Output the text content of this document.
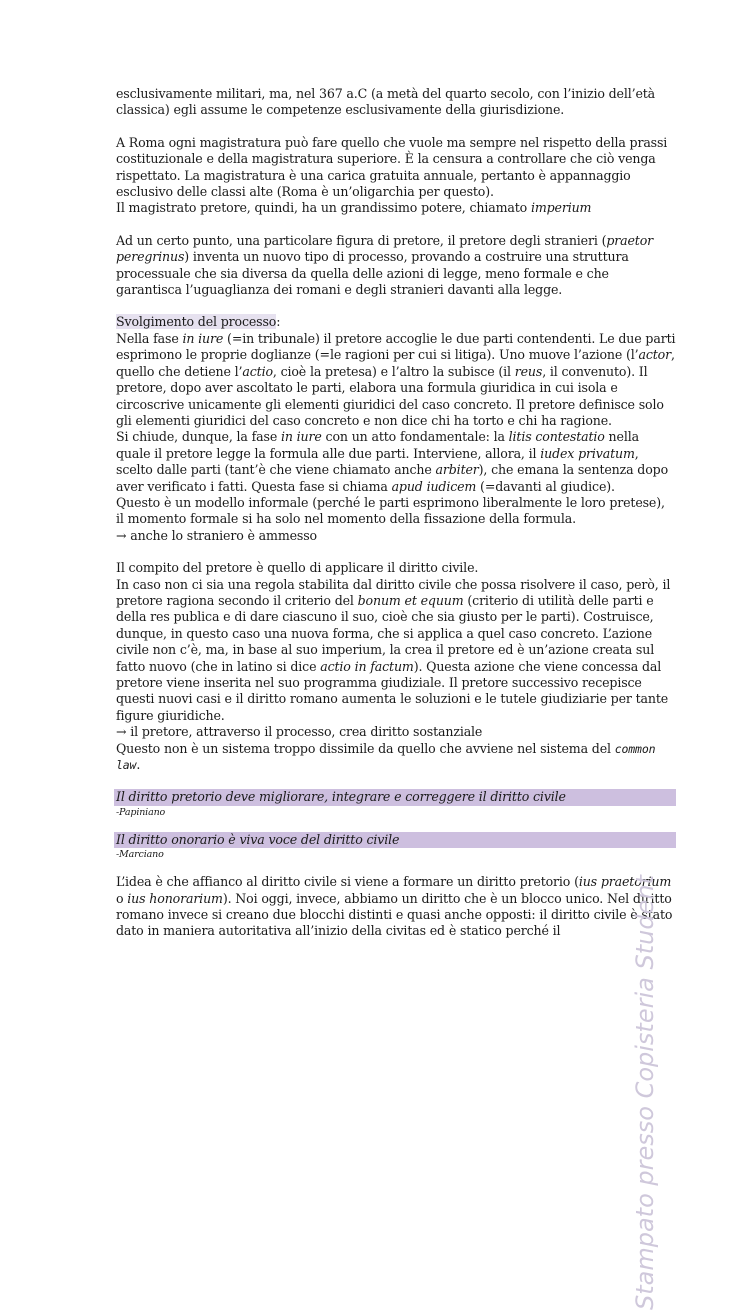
esclusivamente militari, ma, nel 367 a.C (a metà del quarto secolo, con l’inizio dell’età classica) egli assume le competenze esclusivamente della giurisdizione.

A Roma ogni magistratura può fare quello che vuole ma sempre nel rispetto della prassi costituzionale e della magistratura superiore. È la censura a controllare che ciò venga rispettato. La magistratura è una carica gratuita annuale, pertanto è appannaggio esclusivo delle classi alte (Roma è un’oligarchia per questo).

Il magistrato pretore, quindi, ha un grandissimo potere, chiamato imperium

Ad un certo punto, una particolare figura di pretore, il pretore degli stranieri (praetor peregrinus) inventa un nuovo tipo di processo, provando a costruire una struttura processuale che sia diversa da quella delle azioni di legge, meno formale e che garantisca l’uguaglianza dei romani e degli stranieri davanti alla legge.

Svolgimento del processo:

Nella fase in iure (=in tribunale) il pretore accoglie le due parti contendenti. Le due parti esprimono le proprie doglianze (=le ragioni per cui si litiga). Uno muove l’azione (l’actor, quello che detiene l’actio, cioè la pretesa) e l’altro la subisce (il reus, il convenuto). Il pretore, dopo aver ascoltato le parti, elabora una formula giuridica in cui isola e circoscrive unicamente gli elementi giuridici del caso concreto. Il pretore definisce solo gli elementi giuridici del caso concreto e non dice chi ha torto e chi ha ragione.

Si chiude, dunque, la fase in iure con un atto fondamentale: la litis contestatio nella quale il pretore legge la formula alle due parti. Interviene, allora, il iudex privatum, scelto dalle parti (tant’è che viene chiamato anche arbiter), che emana la sentenza dopo aver verificato i fatti. Questa fase si chiama apud iudicem (=davanti al giudice).

Questo è un modello informale (perché le parti esprimono liberalmente le loro pretese), il momento formale si ha solo nel momento della fissazione della formula.

→ anche lo straniero è ammesso

Il compito del pretore è quello di applicare il diritto civile.

In caso non ci sia una regola stabilita dal diritto civile che possa risolvere il caso, però, il pretore ragiona secondo il criterio del bonum et equum (criterio di utilità delle parti e della res publica e di dare ciascuno il suo, cioè che sia giusto per le parti). Costruisce, dunque, in questo caso una nuova forma, che si applica a quel caso concreto. L’azione civile non c’è, ma, in base al suo imperium, la crea il pretore ed è un’azione creata sul fatto nuovo (che in latino si dice actio in factum). Questa azione che viene concessa dal pretore viene inserita nel suo programma giudiziale. Il pretore successivo recepisce questi nuovi casi e il diritto romano aumenta le soluzioni e le tutele giudiziarie per tante figure giuridiche.

→ il pretore, attraverso il processo, crea diritto sostanziale

Questo non è un sistema troppo dissimile da quello che avviene nel sistema del common law.

Il diritto pretorio deve migliorare, integrare e correggere il diritto civile

-Papiniano

Il diritto onorario è viva voce del diritto civile

-Marciano

L’idea è che affianco al diritto civile si viene a formare un diritto pretorio (ius praetorium o ius honorarium). Noi oggi, invece, abbiamo un diritto che è un blocco unico. Nel diritto romano invece si creano due blocchi distinti e quasi anche opposti: il diritto civile è stato dato in maniera autoritativa all’inizio della civitas ed è statico perché il	Stampato presso Copisteria Student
....................
Objective: Find every line holding the word "processo"; give their count and nothing else.

Response to the task: 3